• _Aim_: In the entries below, count each line holding the word "Hybrid". Answer with the total alone.

• _Entries with figure data_:
"""
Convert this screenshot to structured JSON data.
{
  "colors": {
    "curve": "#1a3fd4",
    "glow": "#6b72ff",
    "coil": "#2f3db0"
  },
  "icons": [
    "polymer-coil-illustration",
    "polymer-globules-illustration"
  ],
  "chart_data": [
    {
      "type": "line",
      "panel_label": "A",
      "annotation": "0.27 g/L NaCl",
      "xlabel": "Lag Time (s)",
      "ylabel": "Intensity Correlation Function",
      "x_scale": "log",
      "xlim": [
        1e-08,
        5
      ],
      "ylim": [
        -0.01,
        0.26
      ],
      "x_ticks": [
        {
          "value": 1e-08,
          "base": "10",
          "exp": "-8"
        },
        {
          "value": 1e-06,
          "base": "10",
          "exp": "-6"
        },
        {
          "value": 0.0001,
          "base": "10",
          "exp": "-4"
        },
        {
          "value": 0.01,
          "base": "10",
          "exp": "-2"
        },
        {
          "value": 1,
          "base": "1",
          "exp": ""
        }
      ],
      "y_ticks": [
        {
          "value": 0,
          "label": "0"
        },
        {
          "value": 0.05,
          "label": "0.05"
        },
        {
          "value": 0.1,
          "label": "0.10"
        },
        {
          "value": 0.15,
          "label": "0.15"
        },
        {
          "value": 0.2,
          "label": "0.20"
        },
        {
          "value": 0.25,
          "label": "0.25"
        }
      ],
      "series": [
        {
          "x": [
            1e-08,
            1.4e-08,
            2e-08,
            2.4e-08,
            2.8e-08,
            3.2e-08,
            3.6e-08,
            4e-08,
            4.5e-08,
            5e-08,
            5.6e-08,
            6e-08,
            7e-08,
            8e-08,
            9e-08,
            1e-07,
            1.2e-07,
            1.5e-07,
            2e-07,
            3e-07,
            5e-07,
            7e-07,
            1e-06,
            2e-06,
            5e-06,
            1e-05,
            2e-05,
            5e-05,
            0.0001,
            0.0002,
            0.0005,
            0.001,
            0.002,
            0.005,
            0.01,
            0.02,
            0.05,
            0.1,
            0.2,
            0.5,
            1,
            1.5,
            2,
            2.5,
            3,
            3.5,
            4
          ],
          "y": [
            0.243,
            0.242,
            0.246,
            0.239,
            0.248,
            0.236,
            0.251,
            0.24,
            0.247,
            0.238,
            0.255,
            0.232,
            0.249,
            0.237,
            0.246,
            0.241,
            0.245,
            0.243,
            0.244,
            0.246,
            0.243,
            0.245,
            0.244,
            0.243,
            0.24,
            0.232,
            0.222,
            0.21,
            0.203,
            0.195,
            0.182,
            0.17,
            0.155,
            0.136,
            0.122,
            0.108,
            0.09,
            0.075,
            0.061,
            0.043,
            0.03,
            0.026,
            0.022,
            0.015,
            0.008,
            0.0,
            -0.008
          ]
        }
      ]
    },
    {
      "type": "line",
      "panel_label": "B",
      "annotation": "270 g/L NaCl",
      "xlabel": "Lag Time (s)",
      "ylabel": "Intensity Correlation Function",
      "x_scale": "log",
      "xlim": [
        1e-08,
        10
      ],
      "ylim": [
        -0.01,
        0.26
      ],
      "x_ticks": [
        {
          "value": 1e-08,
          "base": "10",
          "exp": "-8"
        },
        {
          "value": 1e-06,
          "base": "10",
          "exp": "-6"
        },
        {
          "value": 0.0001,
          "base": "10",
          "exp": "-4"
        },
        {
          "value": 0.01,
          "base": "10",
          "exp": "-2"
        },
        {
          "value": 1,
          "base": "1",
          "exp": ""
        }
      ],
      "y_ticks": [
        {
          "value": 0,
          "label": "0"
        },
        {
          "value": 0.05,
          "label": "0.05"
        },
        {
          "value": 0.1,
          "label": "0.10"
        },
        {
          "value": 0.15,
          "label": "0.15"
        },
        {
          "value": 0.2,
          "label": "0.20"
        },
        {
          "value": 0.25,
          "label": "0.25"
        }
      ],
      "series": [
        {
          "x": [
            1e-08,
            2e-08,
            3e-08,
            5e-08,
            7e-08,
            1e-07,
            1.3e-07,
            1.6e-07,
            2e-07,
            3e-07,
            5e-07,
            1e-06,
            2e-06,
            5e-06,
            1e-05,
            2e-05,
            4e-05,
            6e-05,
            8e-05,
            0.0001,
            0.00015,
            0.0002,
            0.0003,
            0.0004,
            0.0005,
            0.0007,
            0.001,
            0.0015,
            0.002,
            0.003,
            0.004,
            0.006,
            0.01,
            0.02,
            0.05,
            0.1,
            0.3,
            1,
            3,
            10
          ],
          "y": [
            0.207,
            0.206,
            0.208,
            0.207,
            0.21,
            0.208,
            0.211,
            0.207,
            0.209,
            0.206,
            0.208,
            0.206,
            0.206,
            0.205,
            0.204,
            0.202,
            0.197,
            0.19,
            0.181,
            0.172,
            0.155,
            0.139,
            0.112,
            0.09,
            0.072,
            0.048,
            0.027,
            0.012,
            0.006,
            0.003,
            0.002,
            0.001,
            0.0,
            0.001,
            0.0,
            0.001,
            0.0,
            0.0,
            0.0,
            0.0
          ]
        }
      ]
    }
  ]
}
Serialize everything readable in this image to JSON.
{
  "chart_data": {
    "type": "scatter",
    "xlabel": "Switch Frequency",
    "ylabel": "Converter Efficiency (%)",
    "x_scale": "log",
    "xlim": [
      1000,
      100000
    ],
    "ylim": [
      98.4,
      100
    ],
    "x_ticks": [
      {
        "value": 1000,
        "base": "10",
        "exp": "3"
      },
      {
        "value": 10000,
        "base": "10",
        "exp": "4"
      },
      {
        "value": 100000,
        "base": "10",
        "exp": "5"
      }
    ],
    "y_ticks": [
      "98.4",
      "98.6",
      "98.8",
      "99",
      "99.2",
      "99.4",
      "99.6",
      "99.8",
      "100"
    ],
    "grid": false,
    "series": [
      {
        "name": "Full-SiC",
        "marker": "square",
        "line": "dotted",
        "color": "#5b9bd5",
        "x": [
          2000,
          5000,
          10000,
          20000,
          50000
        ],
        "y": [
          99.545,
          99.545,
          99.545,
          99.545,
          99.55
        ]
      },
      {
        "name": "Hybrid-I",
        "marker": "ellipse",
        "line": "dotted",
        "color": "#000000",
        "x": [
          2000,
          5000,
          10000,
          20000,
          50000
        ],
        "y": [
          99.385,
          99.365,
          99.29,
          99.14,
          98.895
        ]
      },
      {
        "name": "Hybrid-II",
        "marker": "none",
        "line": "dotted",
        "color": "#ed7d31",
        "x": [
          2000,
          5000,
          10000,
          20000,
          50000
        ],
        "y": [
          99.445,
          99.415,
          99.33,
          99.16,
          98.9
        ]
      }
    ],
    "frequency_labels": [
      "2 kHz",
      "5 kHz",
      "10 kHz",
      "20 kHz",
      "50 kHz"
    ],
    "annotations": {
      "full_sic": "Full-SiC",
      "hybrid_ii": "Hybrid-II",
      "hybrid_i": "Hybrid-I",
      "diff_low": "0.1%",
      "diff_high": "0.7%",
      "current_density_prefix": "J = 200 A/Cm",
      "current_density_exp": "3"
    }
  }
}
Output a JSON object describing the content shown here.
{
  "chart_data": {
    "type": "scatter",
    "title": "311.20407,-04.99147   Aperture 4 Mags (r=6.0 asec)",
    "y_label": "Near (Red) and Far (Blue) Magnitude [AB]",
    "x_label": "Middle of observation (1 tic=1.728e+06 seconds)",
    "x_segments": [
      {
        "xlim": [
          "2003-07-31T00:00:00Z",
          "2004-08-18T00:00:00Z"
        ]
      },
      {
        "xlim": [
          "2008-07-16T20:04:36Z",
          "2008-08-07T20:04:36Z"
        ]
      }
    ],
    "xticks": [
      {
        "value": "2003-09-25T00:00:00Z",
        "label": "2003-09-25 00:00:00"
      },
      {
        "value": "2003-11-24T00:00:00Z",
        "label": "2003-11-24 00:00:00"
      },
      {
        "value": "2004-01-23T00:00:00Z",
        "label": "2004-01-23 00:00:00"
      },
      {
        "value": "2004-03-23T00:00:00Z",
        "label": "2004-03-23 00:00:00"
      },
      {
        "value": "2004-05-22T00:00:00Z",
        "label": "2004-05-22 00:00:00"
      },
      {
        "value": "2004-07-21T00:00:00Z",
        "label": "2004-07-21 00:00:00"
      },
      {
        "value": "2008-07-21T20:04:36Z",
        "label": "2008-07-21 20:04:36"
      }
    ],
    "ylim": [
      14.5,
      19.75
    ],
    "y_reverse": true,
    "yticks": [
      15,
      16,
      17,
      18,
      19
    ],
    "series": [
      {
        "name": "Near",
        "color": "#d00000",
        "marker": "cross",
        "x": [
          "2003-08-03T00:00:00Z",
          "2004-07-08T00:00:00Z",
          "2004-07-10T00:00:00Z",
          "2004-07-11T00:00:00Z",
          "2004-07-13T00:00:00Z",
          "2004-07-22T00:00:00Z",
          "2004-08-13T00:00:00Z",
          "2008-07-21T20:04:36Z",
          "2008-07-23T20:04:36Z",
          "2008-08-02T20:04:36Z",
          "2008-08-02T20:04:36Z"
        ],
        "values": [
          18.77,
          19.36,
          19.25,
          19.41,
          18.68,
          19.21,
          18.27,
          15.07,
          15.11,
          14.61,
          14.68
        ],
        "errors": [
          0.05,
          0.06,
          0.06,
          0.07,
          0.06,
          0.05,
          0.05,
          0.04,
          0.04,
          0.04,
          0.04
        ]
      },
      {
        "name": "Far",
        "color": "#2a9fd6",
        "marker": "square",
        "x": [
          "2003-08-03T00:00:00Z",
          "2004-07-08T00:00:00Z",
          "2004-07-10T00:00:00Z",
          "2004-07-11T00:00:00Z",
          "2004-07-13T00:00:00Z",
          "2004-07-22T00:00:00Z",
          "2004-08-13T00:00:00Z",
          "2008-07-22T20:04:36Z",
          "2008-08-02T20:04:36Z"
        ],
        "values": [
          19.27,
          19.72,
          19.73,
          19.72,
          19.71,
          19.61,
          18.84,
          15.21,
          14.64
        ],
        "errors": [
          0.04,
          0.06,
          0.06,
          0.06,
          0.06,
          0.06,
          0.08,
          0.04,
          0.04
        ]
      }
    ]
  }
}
"""
• _Reply_: 4